__Task objective__: Copy each line of the data below exactly, leaving out pictures.

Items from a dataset

--- --- ---

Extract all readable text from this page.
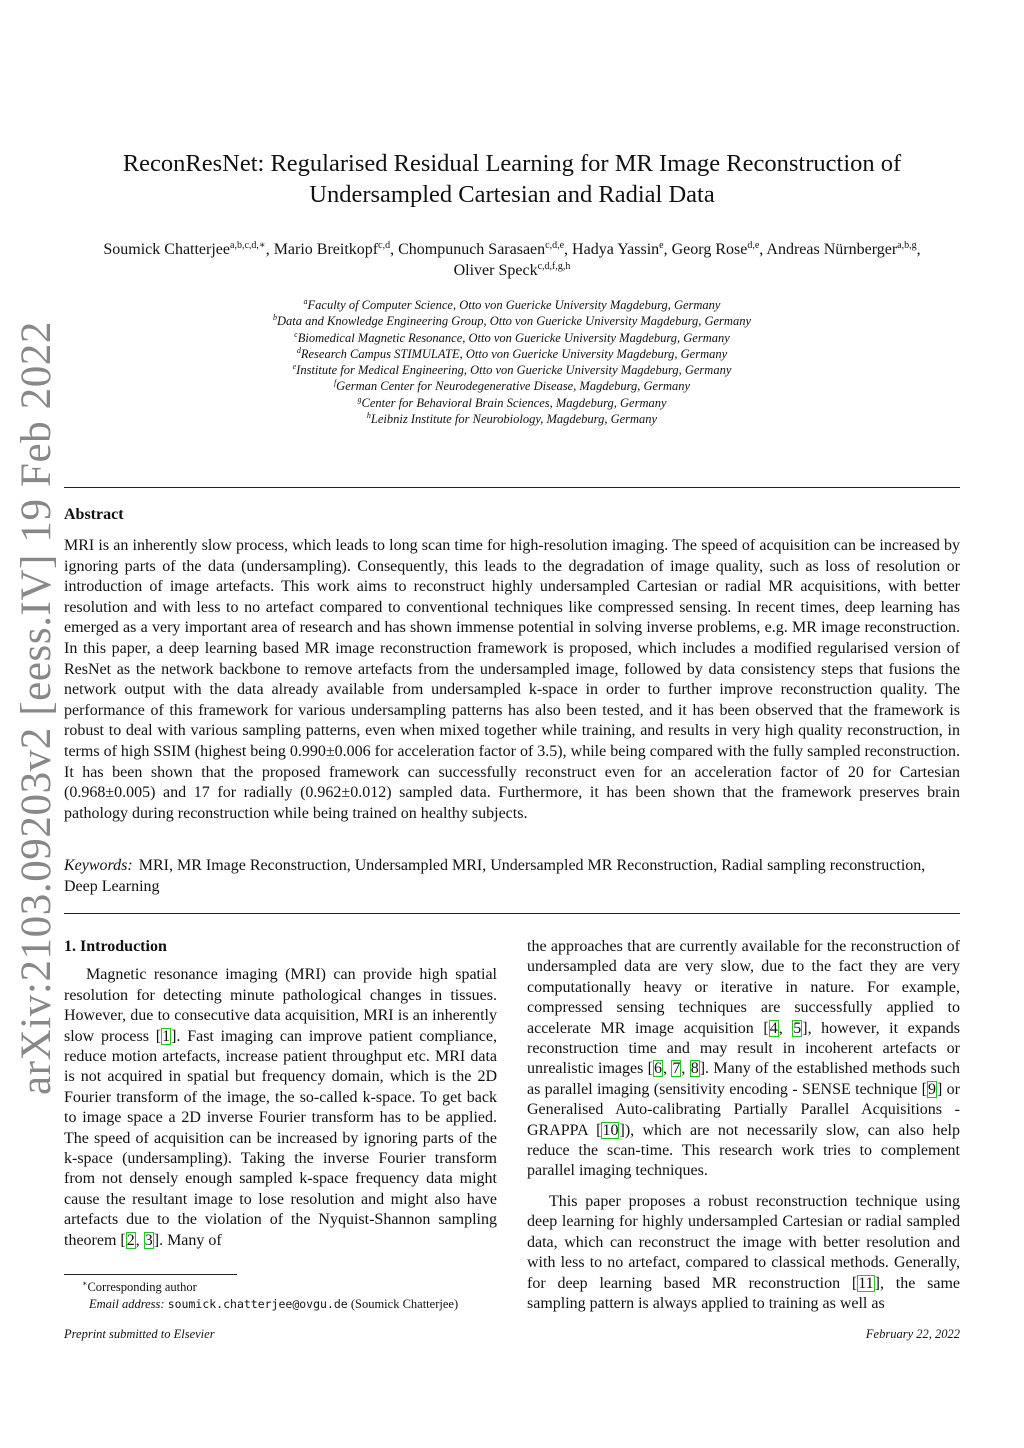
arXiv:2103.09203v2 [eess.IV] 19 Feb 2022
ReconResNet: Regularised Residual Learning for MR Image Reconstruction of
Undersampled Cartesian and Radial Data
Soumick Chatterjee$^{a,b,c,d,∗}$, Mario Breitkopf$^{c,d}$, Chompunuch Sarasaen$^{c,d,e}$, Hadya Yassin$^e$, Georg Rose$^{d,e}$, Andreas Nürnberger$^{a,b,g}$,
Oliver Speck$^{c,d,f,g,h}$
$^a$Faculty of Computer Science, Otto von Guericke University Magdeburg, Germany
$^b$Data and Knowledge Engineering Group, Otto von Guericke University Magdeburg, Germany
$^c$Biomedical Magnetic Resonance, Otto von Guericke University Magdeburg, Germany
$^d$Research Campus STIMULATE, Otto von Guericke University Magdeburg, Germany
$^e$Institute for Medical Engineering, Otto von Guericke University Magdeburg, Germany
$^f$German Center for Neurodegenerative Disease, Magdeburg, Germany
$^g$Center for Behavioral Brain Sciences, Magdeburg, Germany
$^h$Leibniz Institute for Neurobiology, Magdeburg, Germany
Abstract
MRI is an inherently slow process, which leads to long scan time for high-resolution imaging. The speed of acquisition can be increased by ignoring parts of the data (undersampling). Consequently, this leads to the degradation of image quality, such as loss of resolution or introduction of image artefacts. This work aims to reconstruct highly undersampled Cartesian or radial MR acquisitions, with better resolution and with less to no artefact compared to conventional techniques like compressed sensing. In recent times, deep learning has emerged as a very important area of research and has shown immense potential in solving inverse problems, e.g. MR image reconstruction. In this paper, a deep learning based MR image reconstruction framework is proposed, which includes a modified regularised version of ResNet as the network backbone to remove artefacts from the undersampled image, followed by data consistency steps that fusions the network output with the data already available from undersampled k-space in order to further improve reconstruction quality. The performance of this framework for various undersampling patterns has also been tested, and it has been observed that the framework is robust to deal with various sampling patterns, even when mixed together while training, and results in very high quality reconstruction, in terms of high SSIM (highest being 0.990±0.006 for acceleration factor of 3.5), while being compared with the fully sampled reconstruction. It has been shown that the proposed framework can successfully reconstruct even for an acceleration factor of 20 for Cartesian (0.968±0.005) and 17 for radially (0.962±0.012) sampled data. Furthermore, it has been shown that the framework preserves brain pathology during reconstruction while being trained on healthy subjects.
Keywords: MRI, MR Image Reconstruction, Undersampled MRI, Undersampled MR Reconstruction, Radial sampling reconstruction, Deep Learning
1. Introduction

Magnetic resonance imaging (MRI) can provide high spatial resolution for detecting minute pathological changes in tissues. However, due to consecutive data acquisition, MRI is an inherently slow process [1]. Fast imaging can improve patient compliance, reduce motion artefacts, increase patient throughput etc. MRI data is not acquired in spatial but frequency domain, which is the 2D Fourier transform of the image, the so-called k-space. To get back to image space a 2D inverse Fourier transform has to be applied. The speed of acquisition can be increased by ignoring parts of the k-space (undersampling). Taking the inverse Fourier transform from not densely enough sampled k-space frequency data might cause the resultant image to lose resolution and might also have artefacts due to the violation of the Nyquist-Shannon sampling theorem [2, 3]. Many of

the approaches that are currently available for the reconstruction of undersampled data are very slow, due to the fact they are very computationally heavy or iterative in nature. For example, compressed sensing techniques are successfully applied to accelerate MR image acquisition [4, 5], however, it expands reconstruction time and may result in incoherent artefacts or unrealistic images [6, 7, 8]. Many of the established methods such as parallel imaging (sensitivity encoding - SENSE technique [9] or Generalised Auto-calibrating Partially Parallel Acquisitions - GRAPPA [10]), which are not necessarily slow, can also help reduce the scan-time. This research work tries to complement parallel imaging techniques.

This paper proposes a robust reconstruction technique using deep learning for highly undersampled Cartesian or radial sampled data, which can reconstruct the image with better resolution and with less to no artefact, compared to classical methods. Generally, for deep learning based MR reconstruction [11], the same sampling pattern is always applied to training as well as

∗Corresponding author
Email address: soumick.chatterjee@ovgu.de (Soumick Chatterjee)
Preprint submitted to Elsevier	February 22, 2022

--- --- ---

__Complete response__:
Extract all readable text from this page.
arXiv:2103.09203v2 [eess.IV] 19 Feb 2022
ReconResNet: Regularised Residual Learning for MR Image Reconstruction of
Undersampled Cartesian and Radial Data
Soumick Chatterjee$^{a,b,c,d,∗}$, Mario Breitkopf$^{c,d}$, Chompunuch Sarasaen$^{c,d,e}$, Hadya Yassin$^e$, Georg Rose$^{d,e}$, Andreas Nürnberger$^{a,b,g}$,
Oliver Speck$^{c,d,f,g,h}$
$^a$Faculty of Computer Science, Otto von Guericke University Magdeburg, Germany
$^b$Data and Knowledge Engineering Group, Otto von Guericke University Magdeburg, Germany
$^c$Biomedical Magnetic Resonance, Otto von Guericke University Magdeburg, Germany
$^d$Research Campus STIMULATE, Otto von Guericke University Magdeburg, Germany
$^e$Institute for Medical Engineering, Otto von Guericke University Magdeburg, Germany
$^f$German Center for Neurodegenerative Disease, Magdeburg, Germany
$^g$Center for Behavioral Brain Sciences, Magdeburg, Germany
$^h$Leibniz Institute for Neurobiology, Magdeburg, Germany
Abstract
MRI is an inherently slow process, which leads to long scan time for high-resolution imaging. The speed of acquisition can be increased by ignoring parts of the data (undersampling). Consequently, this leads to the degradation of image quality, such as loss of resolution or introduction of image artefacts. This work aims to reconstruct highly undersampled Cartesian or radial MR acquisitions, with better resolution and with less to no artefact compared to conventional techniques like compressed sensing. In recent times, deep learning has emerged as a very important area of research and has shown immense potential in solving inverse problems, e.g. MR image reconstruction. In this paper, a deep learning based MR image reconstruction framework is proposed, which includes a modified regularised version of ResNet as the network backbone to remove artefacts from the undersampled image, followed by data consistency steps that fusions the network output with the data already available from undersampled k-space in order to further improve reconstruction quality. The performance of this framework for various undersampling patterns has also been tested, and it has been observed that the framework is robust to deal with various sampling patterns, even when mixed together while training, and results in very high quality reconstruction, in terms of high SSIM (highest being 0.990±0.006 for acceleration factor of 3.5), while being compared with the fully sampled reconstruction. It has been shown that the proposed framework can successfully reconstruct even for an acceleration factor of 20 for Cartesian (0.968±0.005) and 17 for radially (0.962±0.012) sampled data. Furthermore, it has been shown that the framework preserves brain pathology during reconstruction while being trained on healthy subjects.
Keywords: MRI, MR Image Reconstruction, Undersampled MRI, Undersampled MR Reconstruction, Radial sampling reconstruction, Deep Learning
1. Introduction

Magnetic resonance imaging (MRI) can provide high spatial resolution for detecting minute pathological changes in tissues. However, due to consecutive data acquisition, MRI is an inherently slow process [1]. Fast imaging can improve patient compliance, reduce motion artefacts, increase patient throughput etc. MRI data is not acquired in spatial but frequency domain, which is the 2D Fourier transform of the image, the so-called k-space. To get back to image space a 2D inverse Fourier transform has to be applied. The speed of acquisition can be increased by ignoring parts of the k-space (undersampling). Taking the inverse Fourier transform from not densely enough sampled k-space frequency data might cause the resultant image to lose resolution and might also have artefacts due to the violation of the Nyquist-Shannon sampling theorem [2, 3]. Many of

the approaches that are currently available for the reconstruction of undersampled data are very slow, due to the fact they are very computationally heavy or iterative in nature. For example, compressed sensing techniques are successfully applied to accelerate MR image acquisition [4, 5], however, it expands reconstruction time and may result in incoherent artefacts or unrealistic images [6, 7, 8]. Many of the established methods such as parallel imaging (sensitivity encoding - SENSE technique [9] or Generalised Auto-calibrating Partially Parallel Acquisitions - GRAPPA [10]), which are not necessarily slow, can also help reduce the scan-time. This research work tries to complement parallel imaging techniques.

This paper proposes a robust reconstruction technique using deep learning for highly undersampled Cartesian or radial sampled data, which can reconstruct the image with better resolution and with less to no artefact, compared to classical methods. Generally, for deep learning based MR reconstruction [11], the same sampling pattern is always applied to training as well as

∗Corresponding author
Email address: soumick.chatterjee@ovgu.de (Soumick Chatterjee)
Preprint submitted to Elsevier	February 22, 2022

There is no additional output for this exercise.